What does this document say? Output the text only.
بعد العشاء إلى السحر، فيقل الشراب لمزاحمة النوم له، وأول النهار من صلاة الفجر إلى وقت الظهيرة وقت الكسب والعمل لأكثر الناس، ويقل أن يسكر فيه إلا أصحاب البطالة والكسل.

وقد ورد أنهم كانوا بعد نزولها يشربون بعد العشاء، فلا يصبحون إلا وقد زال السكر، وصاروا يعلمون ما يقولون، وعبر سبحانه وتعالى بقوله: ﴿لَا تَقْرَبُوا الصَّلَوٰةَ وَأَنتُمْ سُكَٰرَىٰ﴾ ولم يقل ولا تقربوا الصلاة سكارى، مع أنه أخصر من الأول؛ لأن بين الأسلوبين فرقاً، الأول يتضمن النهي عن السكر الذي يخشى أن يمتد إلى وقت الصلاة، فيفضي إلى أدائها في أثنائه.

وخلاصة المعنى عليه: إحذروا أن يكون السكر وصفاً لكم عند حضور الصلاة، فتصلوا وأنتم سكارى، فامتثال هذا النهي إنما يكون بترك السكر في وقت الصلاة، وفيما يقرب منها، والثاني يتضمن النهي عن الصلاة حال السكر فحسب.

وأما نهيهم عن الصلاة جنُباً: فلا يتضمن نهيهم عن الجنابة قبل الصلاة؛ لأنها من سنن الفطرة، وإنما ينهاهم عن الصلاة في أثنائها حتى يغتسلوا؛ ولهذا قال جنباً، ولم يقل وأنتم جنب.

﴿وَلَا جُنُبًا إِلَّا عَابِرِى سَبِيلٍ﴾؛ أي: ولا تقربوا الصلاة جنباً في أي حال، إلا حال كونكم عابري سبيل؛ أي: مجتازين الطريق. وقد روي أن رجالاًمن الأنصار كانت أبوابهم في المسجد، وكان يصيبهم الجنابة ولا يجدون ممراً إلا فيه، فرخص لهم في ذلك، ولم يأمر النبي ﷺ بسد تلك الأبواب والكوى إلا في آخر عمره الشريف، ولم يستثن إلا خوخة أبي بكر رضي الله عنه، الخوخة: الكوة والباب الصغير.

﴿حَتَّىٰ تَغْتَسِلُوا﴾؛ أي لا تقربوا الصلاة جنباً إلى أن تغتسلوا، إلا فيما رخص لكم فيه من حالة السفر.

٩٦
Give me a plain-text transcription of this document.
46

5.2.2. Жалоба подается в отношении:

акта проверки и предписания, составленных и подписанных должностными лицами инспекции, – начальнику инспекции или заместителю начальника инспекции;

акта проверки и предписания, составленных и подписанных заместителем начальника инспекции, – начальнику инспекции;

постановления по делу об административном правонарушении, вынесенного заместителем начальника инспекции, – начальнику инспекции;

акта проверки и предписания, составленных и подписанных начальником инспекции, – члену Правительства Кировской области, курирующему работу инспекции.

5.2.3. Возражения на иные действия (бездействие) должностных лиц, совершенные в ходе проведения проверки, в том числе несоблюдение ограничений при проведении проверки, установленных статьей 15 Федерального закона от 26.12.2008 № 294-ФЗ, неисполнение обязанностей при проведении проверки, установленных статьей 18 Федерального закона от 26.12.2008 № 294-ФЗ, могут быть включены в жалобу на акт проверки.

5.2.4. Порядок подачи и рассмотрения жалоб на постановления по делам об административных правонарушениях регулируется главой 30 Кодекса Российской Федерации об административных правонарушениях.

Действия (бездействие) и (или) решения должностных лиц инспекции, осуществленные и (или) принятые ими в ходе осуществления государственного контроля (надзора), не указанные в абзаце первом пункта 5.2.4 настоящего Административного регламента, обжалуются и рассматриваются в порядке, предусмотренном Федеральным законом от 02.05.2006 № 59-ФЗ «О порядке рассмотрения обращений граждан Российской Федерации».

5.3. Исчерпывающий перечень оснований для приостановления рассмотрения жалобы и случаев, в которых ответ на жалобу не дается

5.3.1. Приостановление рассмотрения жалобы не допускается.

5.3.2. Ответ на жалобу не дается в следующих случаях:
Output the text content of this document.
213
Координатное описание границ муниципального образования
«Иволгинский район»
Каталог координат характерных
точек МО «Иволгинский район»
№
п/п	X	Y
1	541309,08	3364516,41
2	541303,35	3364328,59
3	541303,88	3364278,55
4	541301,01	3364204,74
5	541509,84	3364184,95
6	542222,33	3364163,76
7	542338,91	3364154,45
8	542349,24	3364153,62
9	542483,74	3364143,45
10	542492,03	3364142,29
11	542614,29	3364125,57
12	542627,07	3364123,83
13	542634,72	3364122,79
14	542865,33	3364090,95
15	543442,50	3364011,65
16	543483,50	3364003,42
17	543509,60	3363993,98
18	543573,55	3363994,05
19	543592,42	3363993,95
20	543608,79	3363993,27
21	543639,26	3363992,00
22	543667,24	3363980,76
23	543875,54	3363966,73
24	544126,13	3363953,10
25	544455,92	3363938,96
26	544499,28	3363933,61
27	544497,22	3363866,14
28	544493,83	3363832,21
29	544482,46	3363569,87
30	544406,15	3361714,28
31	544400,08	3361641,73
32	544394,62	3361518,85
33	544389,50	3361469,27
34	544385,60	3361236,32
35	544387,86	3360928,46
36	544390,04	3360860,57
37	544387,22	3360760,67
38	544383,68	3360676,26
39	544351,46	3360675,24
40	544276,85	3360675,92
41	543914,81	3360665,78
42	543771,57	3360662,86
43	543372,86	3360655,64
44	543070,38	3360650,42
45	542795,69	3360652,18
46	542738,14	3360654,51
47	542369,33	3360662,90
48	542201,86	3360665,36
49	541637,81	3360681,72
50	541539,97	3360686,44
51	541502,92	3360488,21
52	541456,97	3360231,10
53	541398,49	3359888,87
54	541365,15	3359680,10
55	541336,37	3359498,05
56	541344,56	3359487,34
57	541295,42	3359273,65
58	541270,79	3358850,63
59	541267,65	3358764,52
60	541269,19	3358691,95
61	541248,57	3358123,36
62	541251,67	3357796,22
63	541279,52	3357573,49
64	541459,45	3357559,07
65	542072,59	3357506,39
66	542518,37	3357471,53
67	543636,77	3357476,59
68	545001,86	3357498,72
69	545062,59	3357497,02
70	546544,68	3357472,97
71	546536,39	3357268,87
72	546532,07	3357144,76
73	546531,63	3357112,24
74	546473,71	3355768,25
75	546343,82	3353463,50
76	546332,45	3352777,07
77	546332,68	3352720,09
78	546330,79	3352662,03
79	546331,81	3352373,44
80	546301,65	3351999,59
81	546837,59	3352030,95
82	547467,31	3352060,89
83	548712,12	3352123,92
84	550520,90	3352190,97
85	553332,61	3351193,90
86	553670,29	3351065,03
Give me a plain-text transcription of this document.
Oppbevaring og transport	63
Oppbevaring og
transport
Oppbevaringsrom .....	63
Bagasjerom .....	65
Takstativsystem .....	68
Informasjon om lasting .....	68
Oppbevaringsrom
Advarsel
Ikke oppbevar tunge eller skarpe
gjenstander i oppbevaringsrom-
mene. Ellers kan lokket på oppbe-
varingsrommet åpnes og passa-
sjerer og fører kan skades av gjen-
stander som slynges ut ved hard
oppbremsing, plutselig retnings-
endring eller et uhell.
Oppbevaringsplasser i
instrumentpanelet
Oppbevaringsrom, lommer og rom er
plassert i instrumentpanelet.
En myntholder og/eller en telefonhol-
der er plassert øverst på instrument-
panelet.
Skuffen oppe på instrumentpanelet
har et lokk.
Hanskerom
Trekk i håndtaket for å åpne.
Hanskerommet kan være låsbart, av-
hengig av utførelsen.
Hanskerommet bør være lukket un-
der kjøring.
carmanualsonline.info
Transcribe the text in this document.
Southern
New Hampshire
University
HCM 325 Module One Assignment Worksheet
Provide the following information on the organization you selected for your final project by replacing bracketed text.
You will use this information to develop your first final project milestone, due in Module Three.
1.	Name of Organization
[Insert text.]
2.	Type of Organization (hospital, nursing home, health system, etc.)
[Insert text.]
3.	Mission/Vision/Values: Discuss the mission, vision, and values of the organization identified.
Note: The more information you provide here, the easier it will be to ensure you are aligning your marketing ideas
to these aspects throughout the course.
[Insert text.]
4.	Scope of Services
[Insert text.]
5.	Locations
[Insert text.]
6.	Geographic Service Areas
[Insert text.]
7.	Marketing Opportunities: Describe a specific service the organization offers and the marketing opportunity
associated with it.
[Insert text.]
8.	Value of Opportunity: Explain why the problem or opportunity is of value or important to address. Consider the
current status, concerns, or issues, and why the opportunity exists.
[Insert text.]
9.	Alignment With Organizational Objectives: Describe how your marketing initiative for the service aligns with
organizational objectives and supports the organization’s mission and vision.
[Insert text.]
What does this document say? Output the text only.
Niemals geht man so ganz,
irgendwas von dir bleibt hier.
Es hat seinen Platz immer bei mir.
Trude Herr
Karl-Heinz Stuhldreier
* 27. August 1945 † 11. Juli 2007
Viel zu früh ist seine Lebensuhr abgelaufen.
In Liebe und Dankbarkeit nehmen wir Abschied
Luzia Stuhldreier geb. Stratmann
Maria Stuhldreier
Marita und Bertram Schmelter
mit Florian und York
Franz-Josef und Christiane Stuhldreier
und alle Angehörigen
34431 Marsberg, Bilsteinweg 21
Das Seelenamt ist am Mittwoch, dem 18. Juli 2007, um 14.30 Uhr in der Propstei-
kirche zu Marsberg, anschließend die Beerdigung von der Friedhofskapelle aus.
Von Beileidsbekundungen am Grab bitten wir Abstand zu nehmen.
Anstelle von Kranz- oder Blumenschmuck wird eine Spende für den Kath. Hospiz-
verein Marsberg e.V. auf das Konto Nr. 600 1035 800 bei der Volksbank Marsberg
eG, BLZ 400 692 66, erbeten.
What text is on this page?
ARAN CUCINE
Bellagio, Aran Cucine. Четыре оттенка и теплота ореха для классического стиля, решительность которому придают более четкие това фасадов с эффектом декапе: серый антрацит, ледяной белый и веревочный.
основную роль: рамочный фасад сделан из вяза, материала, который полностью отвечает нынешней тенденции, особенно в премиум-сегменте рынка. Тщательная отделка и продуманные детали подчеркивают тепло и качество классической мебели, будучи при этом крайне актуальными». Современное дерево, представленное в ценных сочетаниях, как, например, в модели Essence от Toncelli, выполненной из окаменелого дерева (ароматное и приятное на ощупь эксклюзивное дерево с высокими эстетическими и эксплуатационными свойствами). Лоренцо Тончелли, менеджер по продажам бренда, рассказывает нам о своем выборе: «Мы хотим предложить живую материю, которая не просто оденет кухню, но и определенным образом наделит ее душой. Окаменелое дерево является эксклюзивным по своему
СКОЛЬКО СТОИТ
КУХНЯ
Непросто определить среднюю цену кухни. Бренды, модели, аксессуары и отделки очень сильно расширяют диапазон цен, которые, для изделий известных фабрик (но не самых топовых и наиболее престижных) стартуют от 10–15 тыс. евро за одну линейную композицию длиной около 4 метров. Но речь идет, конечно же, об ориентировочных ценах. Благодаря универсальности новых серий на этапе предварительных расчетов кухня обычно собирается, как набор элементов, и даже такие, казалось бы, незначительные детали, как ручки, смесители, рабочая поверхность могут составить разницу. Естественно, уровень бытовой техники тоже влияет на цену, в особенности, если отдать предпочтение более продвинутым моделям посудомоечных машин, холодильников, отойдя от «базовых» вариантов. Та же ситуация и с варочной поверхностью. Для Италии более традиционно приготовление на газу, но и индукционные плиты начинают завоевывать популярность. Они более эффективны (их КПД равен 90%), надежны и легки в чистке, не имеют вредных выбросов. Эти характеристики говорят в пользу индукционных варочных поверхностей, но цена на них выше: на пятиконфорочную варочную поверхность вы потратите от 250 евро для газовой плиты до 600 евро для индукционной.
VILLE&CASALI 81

*-*-*

WHAT IS ASKED => Identify lines with the string "العشاء". Copy each one.

WORKED ANSWER =>
بعد العشاء إلى السحر، فيقل الشراب لمزاحمة النوم له، وأول النهار من صلاة الفجر إلى وقت الظهيرة وقت الكسب والعمل لأكثر الناس، ويقل أن يسكر فيه إلا أصحاب البطالة والكسل.
وقد ورد أنهم كانوا بعد نزولها يشربون بعد العشاء، فلا يصبحون إلا وقد زال السكر، وصاروا يعلمون ما يقولون، وعبر سبحانه وتعالى بقوله: ﴿لَا تَقْرَبُوا الصَّلَوٰةَ وَأَنتُمْ سُكَٰرَىٰ﴾ ولم يقل ولا تقربوا الصلاة سكارى، مع أنه أخصر من الأول؛ لأن بين الأسلوبين فرقاً، الأول يتضمن النهي عن السكر الذي يخشى أن يمتد إلى وقت الصلاة، فيفضي إلى أدائها في أثنائه.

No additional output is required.